Spyke
SGG
lemmy.world

Honestly back when I was a kid this is how I thought games were made, every possible image of a game was already saved and according to your input it just loaded the next image.

I stopped thinking that with 3d games

154
0opsreply
lemm.ee

I thought that they were managing that stuff on a per-pixel basis, no engine, assets, or other abstractions, just raw-dogging pixel colors.

And before I even played video games at all I was watching somebody play some assassin's creed game I think and I thought the player had to control every single limb qwop-style.

54
lemmy.blahaj.zone

In the first few Assassin's Creed games, they did use the idea of a Puppeteer system for the control scheme, although it wasn't physics-based or anywhere near as hard as QWOP. Each of the controllers face buttons performed actions associated with each limb, and the right trigger would swap between low profile actions and high profile actions.

In the top right of the screen, there was always a UI element showing what the buttons did at that moment in that context, which might've been why you thought it was a QWOP style system. It's not exactly what you were thinking of at the time, but you were closer than you realise.

23

Not quite "Time Killers" level of limb to button assignment, but a line that I had not drawn in the AC control scheme!

2

Apparently ai is learning to do that first thing you said about pure pixel management. It's crazy that it works at all

1
Scooptareply
programming.dev

Even with 2D games that's basically impossible. Only time it could work is with turn based games and then...you end up with this post lol.

Extracted material:

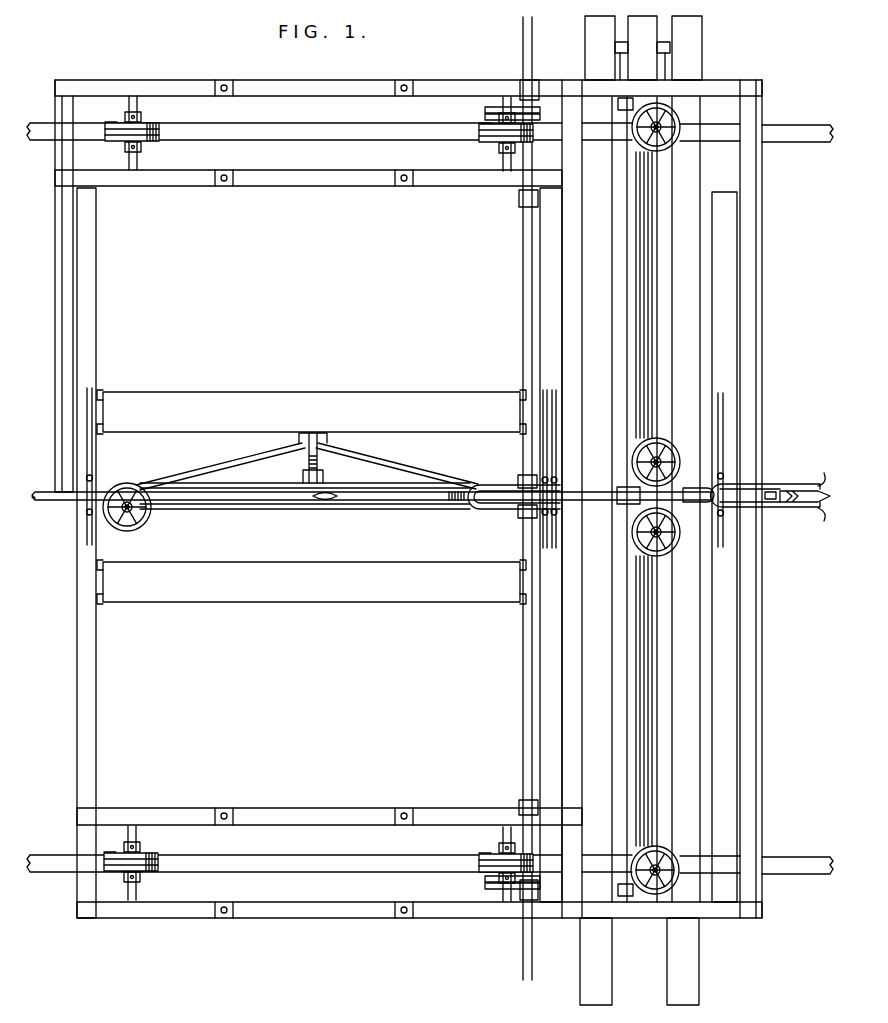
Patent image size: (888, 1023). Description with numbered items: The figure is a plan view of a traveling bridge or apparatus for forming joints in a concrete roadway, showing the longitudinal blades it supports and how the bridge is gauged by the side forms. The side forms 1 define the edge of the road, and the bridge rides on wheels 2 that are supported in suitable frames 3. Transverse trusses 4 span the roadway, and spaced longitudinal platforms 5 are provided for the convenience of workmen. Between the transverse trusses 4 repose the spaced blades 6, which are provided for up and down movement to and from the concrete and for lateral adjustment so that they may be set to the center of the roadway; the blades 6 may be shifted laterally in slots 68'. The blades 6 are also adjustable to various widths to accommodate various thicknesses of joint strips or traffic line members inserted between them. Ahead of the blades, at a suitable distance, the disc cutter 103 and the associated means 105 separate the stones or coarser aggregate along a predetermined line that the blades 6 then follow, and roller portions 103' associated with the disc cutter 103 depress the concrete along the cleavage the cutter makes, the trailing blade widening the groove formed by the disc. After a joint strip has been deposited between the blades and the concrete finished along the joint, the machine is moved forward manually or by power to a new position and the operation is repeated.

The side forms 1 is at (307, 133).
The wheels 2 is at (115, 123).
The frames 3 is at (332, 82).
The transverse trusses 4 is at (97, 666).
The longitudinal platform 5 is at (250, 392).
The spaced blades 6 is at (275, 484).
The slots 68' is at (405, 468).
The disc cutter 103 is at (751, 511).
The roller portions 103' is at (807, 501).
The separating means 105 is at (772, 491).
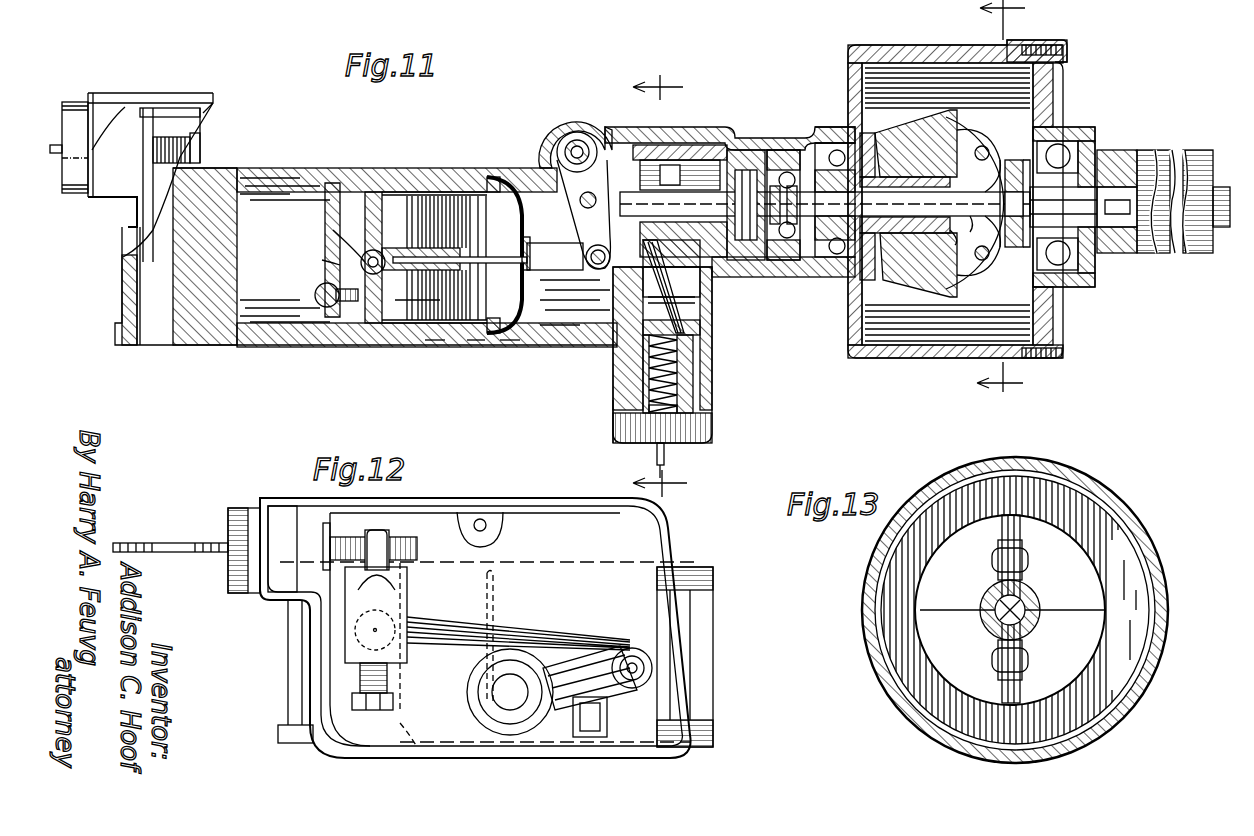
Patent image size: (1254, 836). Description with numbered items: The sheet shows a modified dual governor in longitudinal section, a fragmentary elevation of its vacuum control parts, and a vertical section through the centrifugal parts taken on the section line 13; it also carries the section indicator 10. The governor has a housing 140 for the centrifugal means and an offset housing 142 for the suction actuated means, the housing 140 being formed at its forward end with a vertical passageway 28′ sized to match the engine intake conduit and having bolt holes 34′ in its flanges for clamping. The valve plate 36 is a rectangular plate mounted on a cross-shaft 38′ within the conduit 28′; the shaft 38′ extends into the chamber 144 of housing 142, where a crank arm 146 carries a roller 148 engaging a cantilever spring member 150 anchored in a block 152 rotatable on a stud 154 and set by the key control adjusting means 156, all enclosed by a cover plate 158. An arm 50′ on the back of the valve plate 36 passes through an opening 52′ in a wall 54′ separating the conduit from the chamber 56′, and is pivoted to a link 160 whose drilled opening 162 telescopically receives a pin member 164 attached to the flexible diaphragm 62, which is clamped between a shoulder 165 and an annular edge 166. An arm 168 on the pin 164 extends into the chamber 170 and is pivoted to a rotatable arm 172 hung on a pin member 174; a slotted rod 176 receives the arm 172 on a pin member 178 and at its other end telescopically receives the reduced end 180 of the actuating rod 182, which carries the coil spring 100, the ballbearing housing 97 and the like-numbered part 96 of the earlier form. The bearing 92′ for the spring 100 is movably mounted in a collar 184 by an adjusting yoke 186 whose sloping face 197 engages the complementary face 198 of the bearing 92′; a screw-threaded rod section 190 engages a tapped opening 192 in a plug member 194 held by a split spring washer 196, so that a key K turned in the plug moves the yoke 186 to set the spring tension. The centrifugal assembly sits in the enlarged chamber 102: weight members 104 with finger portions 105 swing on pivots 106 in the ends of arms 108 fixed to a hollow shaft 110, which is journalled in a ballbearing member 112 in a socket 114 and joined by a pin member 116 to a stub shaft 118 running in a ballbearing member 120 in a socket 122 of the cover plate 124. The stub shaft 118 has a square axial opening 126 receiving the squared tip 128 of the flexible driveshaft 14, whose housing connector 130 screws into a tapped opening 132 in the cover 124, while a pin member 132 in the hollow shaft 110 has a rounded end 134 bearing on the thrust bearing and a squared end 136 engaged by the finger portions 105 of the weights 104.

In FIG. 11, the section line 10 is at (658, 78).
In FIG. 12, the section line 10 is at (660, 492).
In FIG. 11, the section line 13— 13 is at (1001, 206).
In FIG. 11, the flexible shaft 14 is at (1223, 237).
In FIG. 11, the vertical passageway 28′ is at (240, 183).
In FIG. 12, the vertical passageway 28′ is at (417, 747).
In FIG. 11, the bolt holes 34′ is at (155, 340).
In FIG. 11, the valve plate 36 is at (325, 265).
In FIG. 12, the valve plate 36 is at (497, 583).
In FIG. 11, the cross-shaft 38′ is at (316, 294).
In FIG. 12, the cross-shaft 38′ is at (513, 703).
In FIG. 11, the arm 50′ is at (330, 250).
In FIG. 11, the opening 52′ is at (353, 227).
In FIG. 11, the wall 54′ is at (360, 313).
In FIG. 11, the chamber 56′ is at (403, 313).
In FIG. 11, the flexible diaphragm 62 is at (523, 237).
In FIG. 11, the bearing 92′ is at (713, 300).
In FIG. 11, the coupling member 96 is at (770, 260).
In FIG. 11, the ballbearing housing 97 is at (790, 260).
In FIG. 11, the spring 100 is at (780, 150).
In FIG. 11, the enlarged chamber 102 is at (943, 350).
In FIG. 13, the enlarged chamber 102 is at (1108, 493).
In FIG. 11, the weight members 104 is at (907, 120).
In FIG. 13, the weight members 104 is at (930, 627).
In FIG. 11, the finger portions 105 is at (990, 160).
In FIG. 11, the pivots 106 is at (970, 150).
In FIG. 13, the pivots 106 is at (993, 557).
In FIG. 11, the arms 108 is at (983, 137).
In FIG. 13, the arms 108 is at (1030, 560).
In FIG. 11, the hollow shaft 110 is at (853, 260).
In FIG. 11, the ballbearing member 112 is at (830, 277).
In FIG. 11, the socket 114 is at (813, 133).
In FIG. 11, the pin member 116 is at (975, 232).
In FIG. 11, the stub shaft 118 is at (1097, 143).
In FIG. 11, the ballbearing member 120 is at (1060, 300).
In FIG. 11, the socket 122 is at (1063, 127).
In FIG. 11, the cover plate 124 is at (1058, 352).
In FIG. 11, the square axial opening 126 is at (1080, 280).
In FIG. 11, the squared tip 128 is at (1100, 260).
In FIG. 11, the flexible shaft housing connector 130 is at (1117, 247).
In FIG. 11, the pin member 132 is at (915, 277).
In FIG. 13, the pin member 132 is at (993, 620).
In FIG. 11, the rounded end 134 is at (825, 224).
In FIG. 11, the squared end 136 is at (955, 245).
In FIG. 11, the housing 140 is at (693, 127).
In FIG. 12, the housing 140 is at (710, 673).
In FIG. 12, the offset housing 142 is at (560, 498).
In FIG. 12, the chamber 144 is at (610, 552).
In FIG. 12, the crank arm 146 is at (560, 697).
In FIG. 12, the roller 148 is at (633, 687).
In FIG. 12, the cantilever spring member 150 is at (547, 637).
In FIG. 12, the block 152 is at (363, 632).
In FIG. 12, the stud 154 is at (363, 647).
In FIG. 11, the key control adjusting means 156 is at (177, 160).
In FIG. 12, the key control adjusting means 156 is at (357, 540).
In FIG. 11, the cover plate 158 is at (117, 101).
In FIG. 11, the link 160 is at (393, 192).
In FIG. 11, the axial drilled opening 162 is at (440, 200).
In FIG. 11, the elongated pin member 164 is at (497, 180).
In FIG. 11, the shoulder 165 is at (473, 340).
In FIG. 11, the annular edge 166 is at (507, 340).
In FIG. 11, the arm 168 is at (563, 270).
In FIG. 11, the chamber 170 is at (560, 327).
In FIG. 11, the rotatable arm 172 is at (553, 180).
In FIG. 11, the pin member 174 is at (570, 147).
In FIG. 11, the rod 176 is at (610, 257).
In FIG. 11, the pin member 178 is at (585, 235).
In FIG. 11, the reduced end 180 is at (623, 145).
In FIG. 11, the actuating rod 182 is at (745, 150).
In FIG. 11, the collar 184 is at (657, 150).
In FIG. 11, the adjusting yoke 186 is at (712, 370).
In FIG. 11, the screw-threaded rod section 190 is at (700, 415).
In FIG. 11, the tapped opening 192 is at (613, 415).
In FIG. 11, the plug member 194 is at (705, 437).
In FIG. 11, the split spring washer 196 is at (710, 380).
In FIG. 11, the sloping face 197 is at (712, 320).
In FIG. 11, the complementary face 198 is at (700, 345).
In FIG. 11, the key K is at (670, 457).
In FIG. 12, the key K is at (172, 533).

Tasks:
1) In the thread about how video games are made, what did the right trigger do in the first few Assassin's Creed games?
2) Mark each statement yes or no according to the thread about how video games are made. Quote the deciding words for each.
(a) The Puppeteer control system in the early Assassin's Creed games was physics-based.
(b) One commenter stopped believing that every game image was pre-saved once 3D games came along.
(c) The on-screen guide to what the buttons did sat in the top left of the screen.
The records were taken from a different source than the thread.

Correct answers:
1) It swapped between low profile actions and high profile actions.

2)
(a) No: "it wasn't physics-based or anywhere near as hard as QWOP"
(b) Yes: "I stopped thinking that with 3d games"
(c) No: "In the top right of the screen, there was always a UI element showing what the buttons did at that moment in that context"